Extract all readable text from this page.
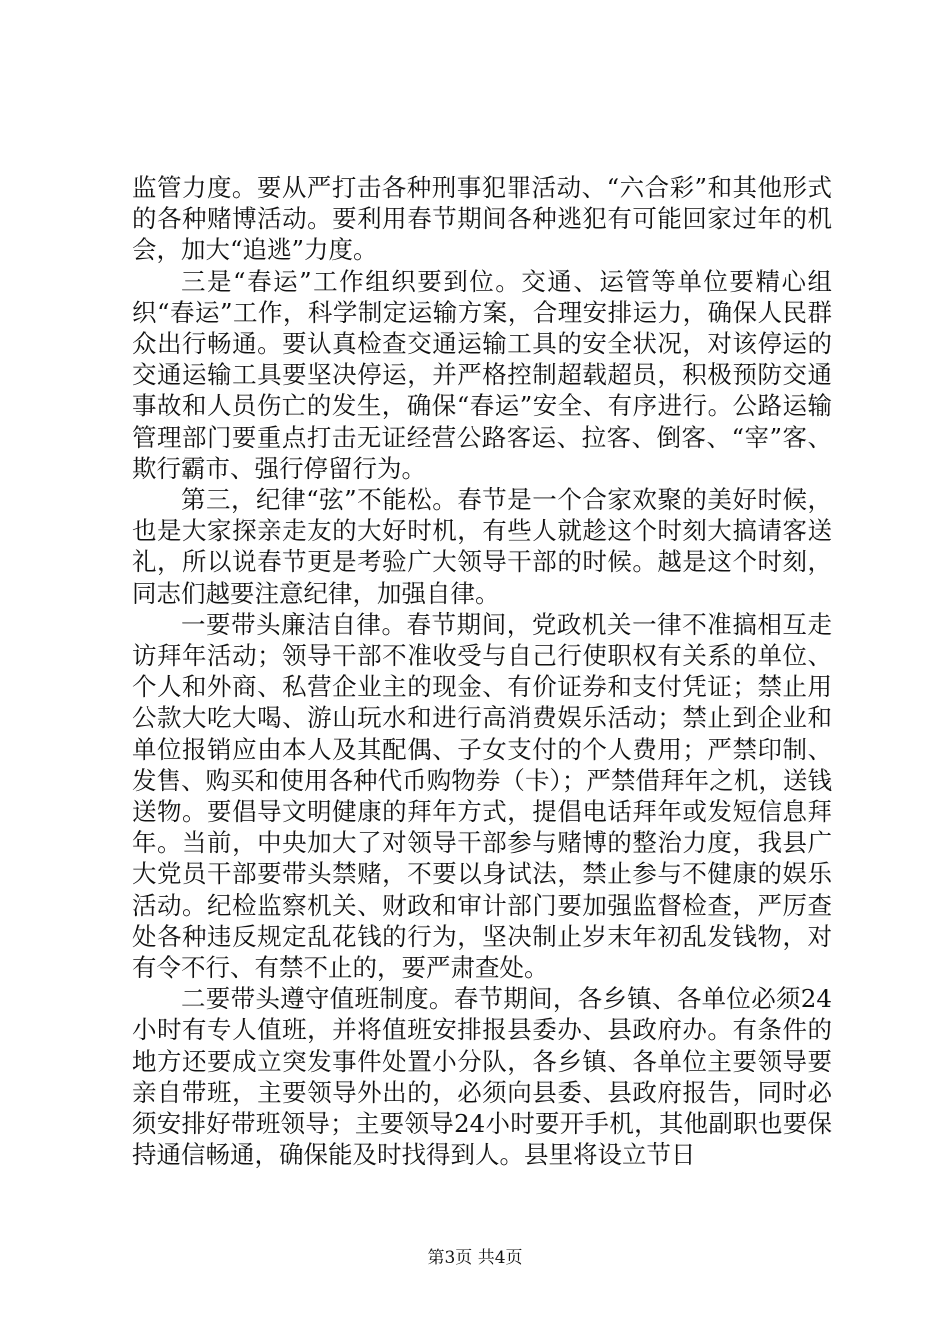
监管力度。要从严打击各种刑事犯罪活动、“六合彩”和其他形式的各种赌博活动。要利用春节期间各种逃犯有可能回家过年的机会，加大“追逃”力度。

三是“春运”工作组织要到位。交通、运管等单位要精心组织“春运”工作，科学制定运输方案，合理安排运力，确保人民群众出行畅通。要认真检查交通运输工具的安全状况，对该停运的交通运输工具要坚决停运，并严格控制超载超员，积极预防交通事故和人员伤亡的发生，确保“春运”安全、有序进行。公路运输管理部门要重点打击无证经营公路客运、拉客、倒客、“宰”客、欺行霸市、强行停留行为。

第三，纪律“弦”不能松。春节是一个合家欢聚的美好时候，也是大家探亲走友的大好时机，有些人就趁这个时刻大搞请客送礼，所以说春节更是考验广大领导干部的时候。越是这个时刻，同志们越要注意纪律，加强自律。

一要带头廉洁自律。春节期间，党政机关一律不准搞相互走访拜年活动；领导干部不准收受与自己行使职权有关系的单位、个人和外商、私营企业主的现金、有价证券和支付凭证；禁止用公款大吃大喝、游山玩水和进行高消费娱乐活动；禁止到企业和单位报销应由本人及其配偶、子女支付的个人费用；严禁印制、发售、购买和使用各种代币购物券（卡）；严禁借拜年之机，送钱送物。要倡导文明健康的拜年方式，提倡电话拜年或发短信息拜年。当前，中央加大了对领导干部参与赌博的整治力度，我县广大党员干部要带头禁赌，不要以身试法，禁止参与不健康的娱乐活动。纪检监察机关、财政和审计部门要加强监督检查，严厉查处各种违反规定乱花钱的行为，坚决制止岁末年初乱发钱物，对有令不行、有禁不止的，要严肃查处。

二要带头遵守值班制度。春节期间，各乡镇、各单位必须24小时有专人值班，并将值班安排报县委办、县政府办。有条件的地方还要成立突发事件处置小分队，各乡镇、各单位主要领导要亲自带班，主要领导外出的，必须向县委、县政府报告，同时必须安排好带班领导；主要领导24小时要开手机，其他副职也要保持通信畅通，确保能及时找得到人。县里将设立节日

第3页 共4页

■ **Work to do**
Copy out the whole listing exactly, and don't carry over any pictures.

■ **Answer to the task**
Extract all readable text from this page.
监管力度。要从严打击各种刑事犯罪活动、“六合彩”和其他形式的各种赌博活动。要利用春节期间各种逃犯有可能回家过年的机会，加大“追逃”力度。

三是“春运”工作组织要到位。交通、运管等单位要精心组织“春运”工作，科学制定运输方案，合理安排运力，确保人民群众出行畅通。要认真检查交通运输工具的安全状况，对该停运的交通运输工具要坚决停运，并严格控制超载超员，积极预防交通事故和人员伤亡的发生，确保“春运”安全、有序进行。公路运输管理部门要重点打击无证经营公路客运、拉客、倒客、“宰”客、欺行霸市、强行停留行为。

第三，纪律“弦”不能松。春节是一个合家欢聚的美好时候，也是大家探亲走友的大好时机，有些人就趁这个时刻大搞请客送礼，所以说春节更是考验广大领导干部的时候。越是这个时刻，同志们越要注意纪律，加强自律。

一要带头廉洁自律。春节期间，党政机关一律不准搞相互走访拜年活动；领导干部不准收受与自己行使职权有关系的单位、个人和外商、私营企业主的现金、有价证券和支付凭证；禁止用公款大吃大喝、游山玩水和进行高消费娱乐活动；禁止到企业和单位报销应由本人及其配偶、子女支付的个人费用；严禁印制、发售、购买和使用各种代币购物券（卡）；严禁借拜年之机，送钱送物。要倡导文明健康的拜年方式，提倡电话拜年或发短信息拜年。当前，中央加大了对领导干部参与赌博的整治力度，我县广大党员干部要带头禁赌，不要以身试法，禁止参与不健康的娱乐活动。纪检监察机关、财政和审计部门要加强监督检查，严厉查处各种违反规定乱花钱的行为，坚决制止岁末年初乱发钱物，对有令不行、有禁不止的，要严肃查处。

二要带头遵守值班制度。春节期间，各乡镇、各单位必须24小时有专人值班，并将值班安排报县委办、县政府办。有条件的地方还要成立突发事件处置小分队，各乡镇、各单位主要领导要亲自带班，主要领导外出的，必须向县委、县政府报告，同时必须安排好带班领导；主要领导24小时要开手机，其他副职也要保持通信畅通，确保能及时找得到人。县里将设立节日

第3页 共4页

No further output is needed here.